>>

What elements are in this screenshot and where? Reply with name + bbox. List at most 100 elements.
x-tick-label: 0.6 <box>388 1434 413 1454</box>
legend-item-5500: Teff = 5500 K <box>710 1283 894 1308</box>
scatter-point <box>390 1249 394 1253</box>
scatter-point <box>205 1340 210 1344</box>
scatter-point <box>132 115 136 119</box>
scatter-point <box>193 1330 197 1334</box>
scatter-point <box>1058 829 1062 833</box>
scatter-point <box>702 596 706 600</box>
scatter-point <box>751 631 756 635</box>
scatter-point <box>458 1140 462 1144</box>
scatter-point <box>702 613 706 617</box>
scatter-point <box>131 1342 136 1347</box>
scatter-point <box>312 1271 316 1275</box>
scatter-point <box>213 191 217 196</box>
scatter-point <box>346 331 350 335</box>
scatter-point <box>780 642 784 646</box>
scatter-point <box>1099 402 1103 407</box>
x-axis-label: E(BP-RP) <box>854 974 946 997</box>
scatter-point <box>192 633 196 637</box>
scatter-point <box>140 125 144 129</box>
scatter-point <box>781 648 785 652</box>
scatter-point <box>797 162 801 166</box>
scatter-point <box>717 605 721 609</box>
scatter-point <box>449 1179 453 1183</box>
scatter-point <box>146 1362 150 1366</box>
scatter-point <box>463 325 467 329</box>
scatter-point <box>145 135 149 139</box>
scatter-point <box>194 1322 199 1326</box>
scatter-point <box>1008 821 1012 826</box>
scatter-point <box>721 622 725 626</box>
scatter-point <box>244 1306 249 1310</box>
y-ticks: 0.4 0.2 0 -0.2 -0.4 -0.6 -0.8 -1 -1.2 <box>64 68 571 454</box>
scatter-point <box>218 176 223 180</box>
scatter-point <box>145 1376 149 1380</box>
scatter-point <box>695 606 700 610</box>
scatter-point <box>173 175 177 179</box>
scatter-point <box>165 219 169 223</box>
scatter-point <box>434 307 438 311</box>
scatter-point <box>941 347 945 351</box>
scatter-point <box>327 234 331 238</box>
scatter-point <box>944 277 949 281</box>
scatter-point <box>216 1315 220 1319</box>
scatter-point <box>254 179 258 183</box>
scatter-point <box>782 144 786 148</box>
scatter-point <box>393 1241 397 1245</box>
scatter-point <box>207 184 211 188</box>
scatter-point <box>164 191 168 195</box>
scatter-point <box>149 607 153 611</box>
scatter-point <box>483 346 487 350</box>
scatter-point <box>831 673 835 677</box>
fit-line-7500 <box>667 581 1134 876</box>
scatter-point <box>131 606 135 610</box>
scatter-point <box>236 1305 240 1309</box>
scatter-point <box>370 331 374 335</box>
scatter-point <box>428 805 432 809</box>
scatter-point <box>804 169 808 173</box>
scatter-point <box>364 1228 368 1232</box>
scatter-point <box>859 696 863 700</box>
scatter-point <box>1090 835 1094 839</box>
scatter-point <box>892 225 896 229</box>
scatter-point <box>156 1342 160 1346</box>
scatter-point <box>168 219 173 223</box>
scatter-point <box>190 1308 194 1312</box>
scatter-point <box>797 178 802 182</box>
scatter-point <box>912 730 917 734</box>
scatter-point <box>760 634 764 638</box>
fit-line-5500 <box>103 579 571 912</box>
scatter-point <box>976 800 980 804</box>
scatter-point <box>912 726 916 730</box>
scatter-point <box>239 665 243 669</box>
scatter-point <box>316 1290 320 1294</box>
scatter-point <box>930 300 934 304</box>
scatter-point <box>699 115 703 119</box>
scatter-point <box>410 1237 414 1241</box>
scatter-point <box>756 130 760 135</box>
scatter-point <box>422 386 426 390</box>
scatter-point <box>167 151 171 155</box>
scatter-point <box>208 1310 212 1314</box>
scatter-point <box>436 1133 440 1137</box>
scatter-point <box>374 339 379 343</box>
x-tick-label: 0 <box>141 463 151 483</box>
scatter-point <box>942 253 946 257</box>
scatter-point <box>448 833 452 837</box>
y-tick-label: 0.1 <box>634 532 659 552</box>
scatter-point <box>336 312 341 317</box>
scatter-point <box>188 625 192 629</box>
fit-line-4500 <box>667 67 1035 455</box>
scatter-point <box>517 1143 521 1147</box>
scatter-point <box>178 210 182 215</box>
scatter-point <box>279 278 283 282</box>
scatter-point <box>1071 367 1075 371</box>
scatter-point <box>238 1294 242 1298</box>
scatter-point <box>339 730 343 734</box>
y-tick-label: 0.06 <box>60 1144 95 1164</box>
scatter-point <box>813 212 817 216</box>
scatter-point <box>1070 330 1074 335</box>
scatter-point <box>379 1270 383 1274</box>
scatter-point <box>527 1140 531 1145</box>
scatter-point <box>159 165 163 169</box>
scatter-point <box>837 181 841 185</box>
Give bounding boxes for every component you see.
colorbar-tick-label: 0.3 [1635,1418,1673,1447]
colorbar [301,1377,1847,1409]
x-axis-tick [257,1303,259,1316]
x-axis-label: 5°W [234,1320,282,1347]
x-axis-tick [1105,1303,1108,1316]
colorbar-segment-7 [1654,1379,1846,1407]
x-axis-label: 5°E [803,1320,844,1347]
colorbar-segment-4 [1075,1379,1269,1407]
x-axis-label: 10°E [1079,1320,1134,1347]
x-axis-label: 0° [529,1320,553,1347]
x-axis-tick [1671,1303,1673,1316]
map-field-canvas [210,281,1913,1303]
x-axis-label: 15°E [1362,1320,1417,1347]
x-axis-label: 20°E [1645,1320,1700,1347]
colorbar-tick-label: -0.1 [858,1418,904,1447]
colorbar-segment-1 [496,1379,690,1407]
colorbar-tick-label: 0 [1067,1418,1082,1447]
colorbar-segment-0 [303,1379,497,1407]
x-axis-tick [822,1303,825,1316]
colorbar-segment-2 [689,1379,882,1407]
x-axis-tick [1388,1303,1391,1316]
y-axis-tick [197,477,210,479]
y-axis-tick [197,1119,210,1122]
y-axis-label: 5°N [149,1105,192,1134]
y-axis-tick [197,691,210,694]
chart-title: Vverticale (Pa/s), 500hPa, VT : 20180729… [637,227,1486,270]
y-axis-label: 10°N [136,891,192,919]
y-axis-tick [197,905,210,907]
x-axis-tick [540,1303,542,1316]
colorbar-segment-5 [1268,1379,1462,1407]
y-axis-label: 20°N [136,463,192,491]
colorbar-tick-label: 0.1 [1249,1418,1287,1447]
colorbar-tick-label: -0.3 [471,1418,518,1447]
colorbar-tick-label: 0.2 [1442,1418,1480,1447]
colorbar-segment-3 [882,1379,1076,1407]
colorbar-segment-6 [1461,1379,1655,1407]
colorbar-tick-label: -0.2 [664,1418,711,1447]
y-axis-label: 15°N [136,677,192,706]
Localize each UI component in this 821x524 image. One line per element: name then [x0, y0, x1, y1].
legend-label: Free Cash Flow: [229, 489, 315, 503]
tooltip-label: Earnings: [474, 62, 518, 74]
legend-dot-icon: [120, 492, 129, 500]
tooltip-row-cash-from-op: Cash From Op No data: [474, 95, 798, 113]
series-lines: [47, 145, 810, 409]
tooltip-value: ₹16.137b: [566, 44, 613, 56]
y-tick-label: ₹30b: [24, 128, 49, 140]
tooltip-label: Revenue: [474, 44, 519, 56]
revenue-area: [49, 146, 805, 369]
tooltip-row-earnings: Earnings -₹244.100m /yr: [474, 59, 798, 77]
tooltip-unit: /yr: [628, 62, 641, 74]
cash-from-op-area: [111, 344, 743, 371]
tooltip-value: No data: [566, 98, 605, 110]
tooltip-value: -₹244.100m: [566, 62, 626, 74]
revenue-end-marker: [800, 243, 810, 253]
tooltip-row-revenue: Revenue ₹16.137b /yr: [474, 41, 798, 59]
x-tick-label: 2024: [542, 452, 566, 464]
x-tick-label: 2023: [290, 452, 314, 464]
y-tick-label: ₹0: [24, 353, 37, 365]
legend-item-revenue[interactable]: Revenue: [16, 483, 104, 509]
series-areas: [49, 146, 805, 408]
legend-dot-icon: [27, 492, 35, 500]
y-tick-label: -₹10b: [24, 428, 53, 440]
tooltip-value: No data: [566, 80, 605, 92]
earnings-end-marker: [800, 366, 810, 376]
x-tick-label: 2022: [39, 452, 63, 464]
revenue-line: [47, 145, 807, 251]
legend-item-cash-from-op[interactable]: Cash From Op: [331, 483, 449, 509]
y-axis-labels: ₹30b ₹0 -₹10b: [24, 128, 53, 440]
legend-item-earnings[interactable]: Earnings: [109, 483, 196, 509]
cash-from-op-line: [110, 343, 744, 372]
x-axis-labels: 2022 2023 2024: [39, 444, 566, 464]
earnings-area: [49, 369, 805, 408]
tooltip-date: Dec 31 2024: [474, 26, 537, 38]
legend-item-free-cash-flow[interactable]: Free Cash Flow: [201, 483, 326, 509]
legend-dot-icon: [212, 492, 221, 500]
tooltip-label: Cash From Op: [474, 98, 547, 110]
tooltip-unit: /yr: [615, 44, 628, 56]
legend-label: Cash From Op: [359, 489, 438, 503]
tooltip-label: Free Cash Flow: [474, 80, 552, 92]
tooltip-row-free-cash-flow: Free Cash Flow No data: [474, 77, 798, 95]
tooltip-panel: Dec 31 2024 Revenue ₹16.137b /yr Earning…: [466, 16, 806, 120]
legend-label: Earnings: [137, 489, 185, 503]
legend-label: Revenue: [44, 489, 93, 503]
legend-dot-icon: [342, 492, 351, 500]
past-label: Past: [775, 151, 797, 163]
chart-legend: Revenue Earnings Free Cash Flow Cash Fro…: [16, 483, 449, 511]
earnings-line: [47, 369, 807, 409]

<<

Copy the records word for word, from the first line through the line containing "scatter-point <box>312 1271 316 1275</box>", including that line.

What elements are in this screenshot and where? Reply with name + bbox. List at most 100 elements.
x-tick-label: 0.6 <box>388 1434 413 1454</box>
legend-item-5500: Teff = 5500 K <box>710 1283 894 1308</box>
scatter-point <box>390 1249 394 1253</box>
scatter-point <box>205 1340 210 1344</box>
scatter-point <box>132 115 136 119</box>
scatter-point <box>193 1330 197 1334</box>
scatter-point <box>1058 829 1062 833</box>
scatter-point <box>702 596 706 600</box>
scatter-point <box>751 631 756 635</box>
scatter-point <box>458 1140 462 1144</box>
scatter-point <box>702 613 706 617</box>
scatter-point <box>131 1342 136 1347</box>
scatter-point <box>312 1271 316 1275</box>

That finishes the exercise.